● TASK DETAILS: Please retype the records below exactly, leaving out any pictures.

<<<<

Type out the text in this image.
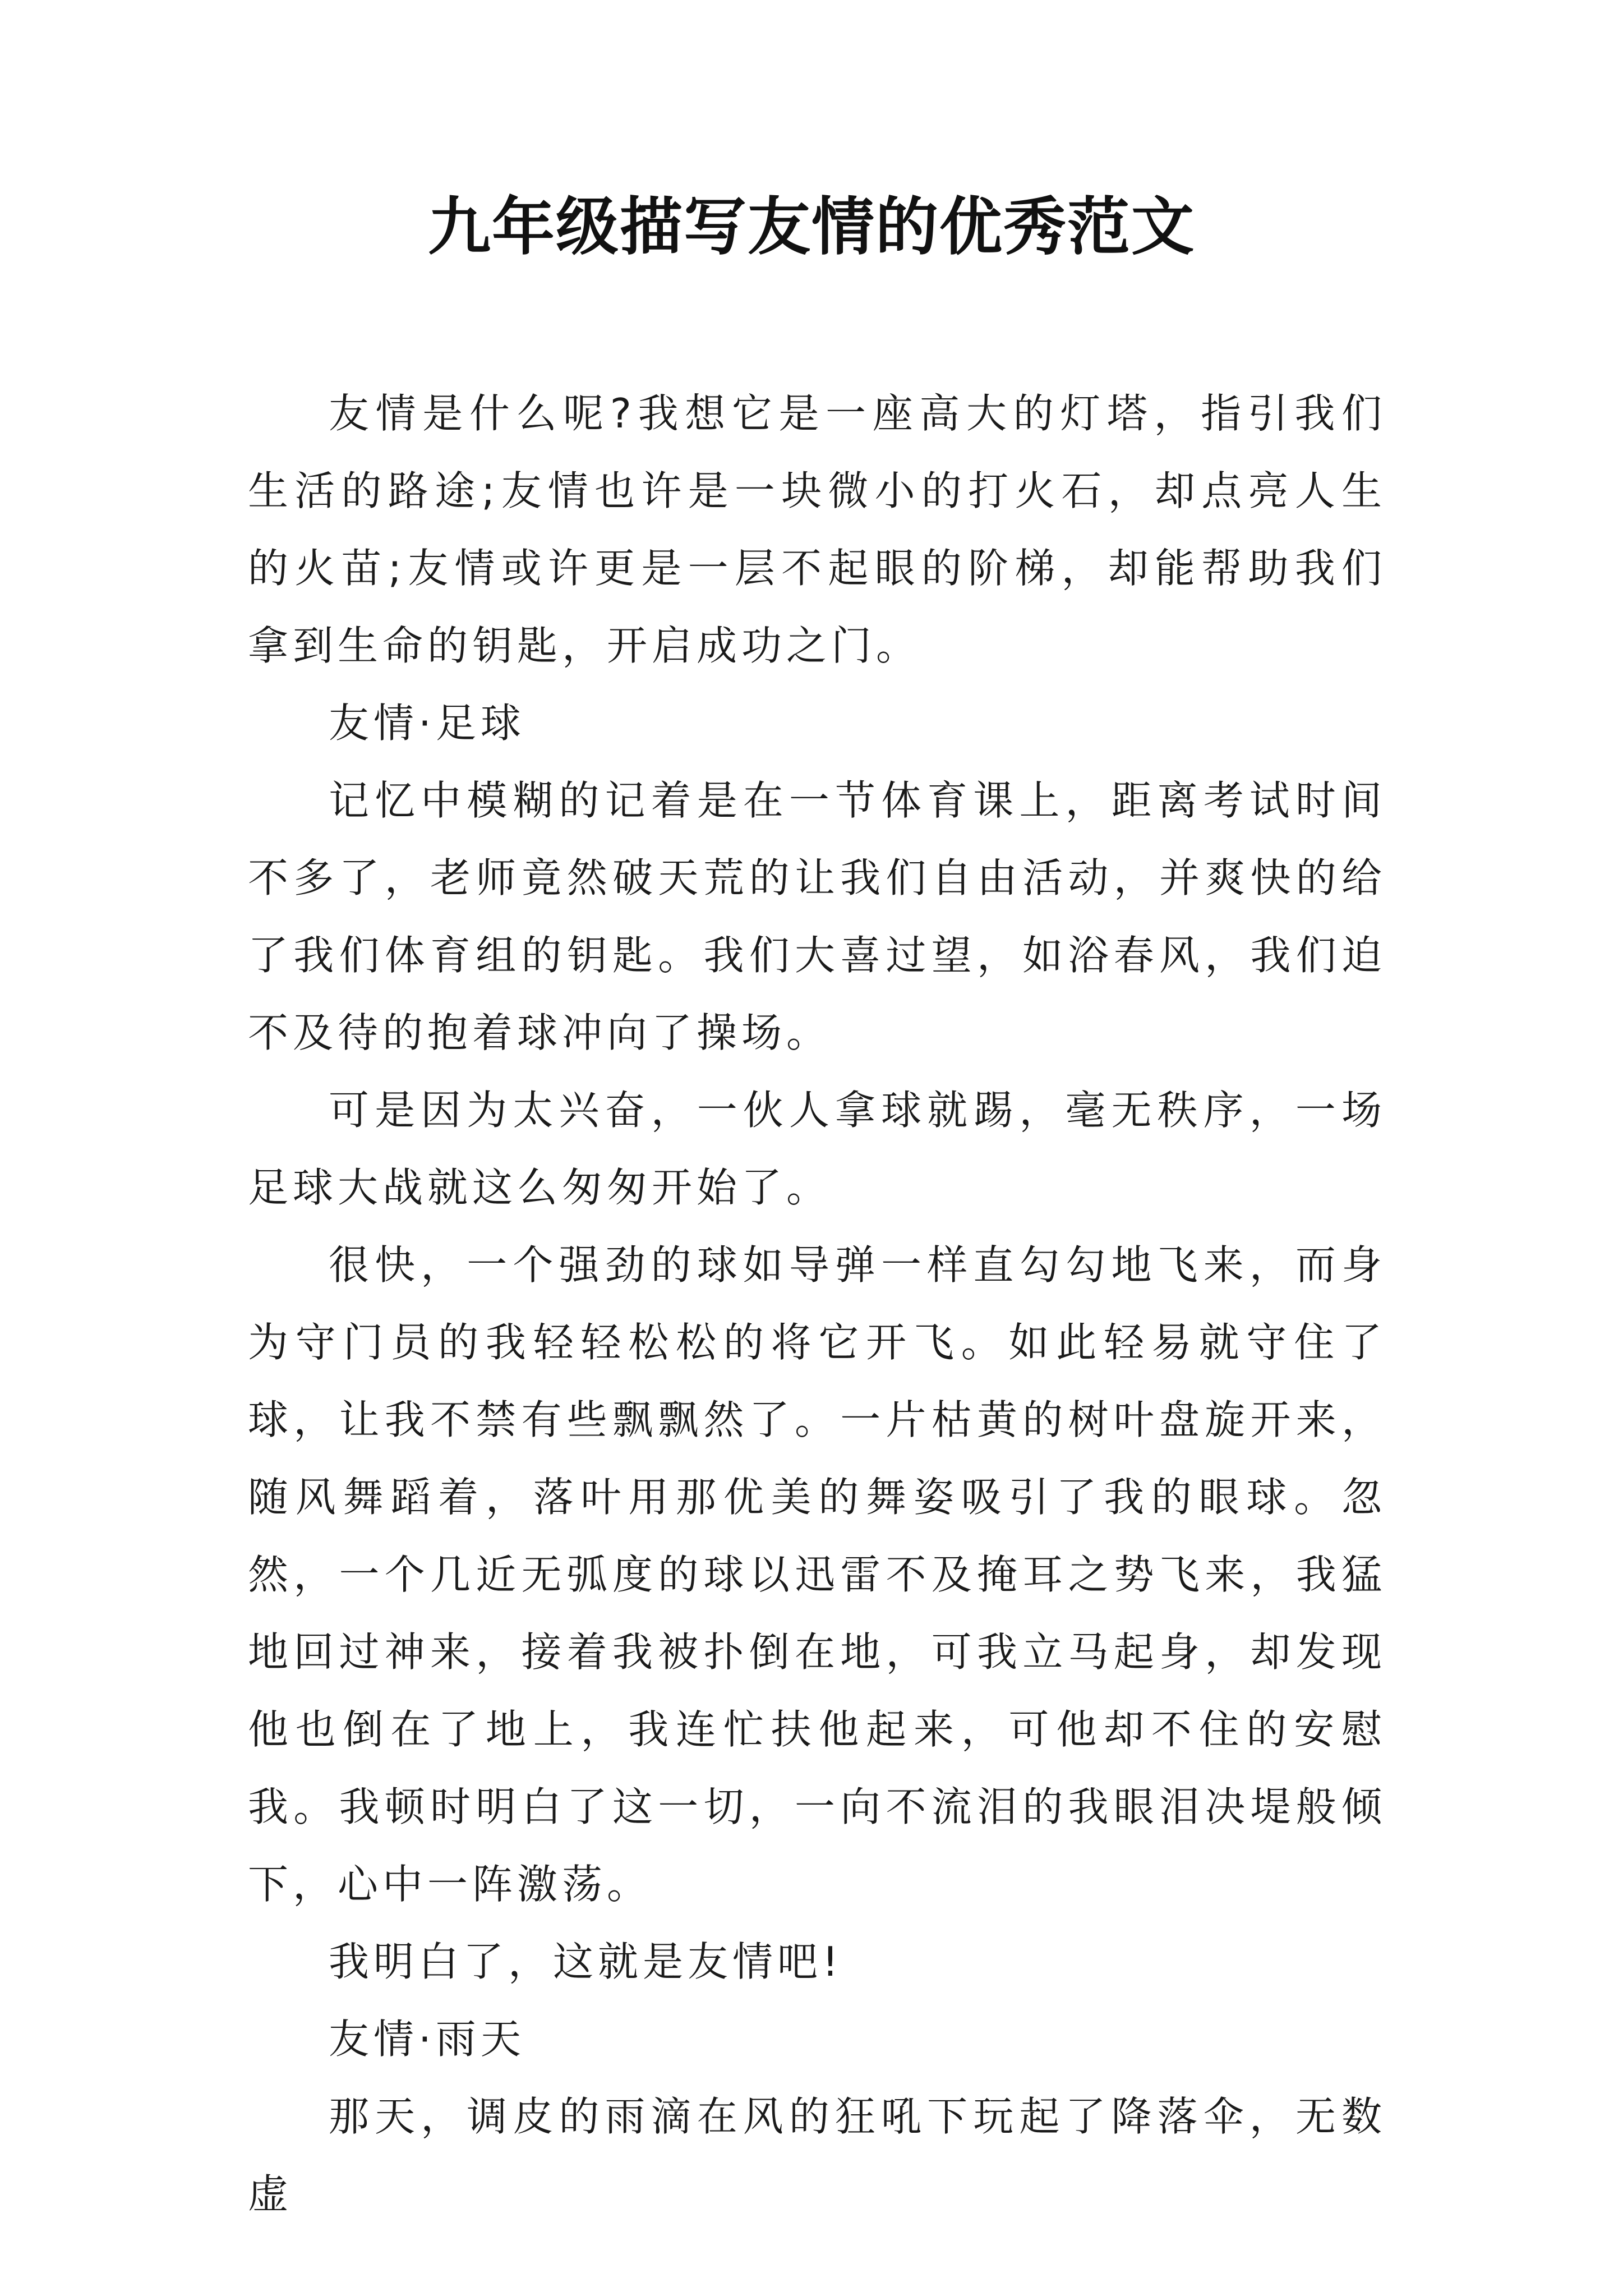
九年级描写友情的优秀范文

友情是什么呢?我想它是一座高大的灯塔，指引我们生活的路途;友情也许是一块微小的打火石，却点亮人生的火苗;友情或许更是一层不起眼的阶梯，却能帮助我们拿到生命的钥匙，开启成功之门。

友情·足球

记忆中模糊的记着是在一节体育课上，距离考试时间不多了，老师竟然破天荒的让我们自由活动，并爽快的给了我们体育组的钥匙。我们大喜过望，如浴春风，我们迫不及待的抱着球冲向了操场。

可是因为太兴奋，一伙人拿球就踢，毫无秩序，一场足球大战就这么匆匆开始了。

很快，一个强劲的球如导弹一样直勾勾地飞来，而身为守门员的我轻轻松松的将它开飞。如此轻易就守住了球，让我不禁有些飘飘然了。一片枯黄的树叶盘旋开来，随风舞蹈着，落叶用那优美的舞姿吸引了我的眼球。忽然，一个几近无弧度的球以迅雷不及掩耳之势飞来，我猛地回过神来，接着我被扑倒在地，可我立马起身，却发现他也倒在了地上，我连忙扶他起来，可他却不住的安慰我。我顿时明白了这一切，一向不流泪的我眼泪决堤般倾下，心中一阵激荡。

我明白了，这就是友情吧!

友情·雨天

那天，调皮的雨滴在风的狂吼下玩起了降落伞，无数虚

>>>>

● SOLUTION TO THIS EXERCISE:
Type out the text in this image.
九年级描写友情的优秀范文

友情是什么呢?我想它是一座高大的灯塔，指引我们生活的路途;友情也许是一块微小的打火石，却点亮人生的火苗;友情或许更是一层不起眼的阶梯，却能帮助我们拿到生命的钥匙，开启成功之门。

友情·足球

记忆中模糊的记着是在一节体育课上，距离考试时间不多了，老师竟然破天荒的让我们自由活动，并爽快的给了我们体育组的钥匙。我们大喜过望，如浴春风，我们迫不及待的抱着球冲向了操场。

可是因为太兴奋，一伙人拿球就踢，毫无秩序，一场足球大战就这么匆匆开始了。

很快，一个强劲的球如导弹一样直勾勾地飞来，而身为守门员的我轻轻松松的将它开飞。如此轻易就守住了球，让我不禁有些飘飘然了。一片枯黄的树叶盘旋开来，随风舞蹈着，落叶用那优美的舞姿吸引了我的眼球。忽然，一个几近无弧度的球以迅雷不及掩耳之势飞来，我猛地回过神来，接着我被扑倒在地，可我立马起身，却发现他也倒在了地上，我连忙扶他起来，可他却不住的安慰我。我顿时明白了这一切，一向不流泪的我眼泪决堤般倾下，心中一阵激荡。

我明白了，这就是友情吧!

友情·雨天

那天，调皮的雨滴在风的狂吼下玩起了降落伞，无数虚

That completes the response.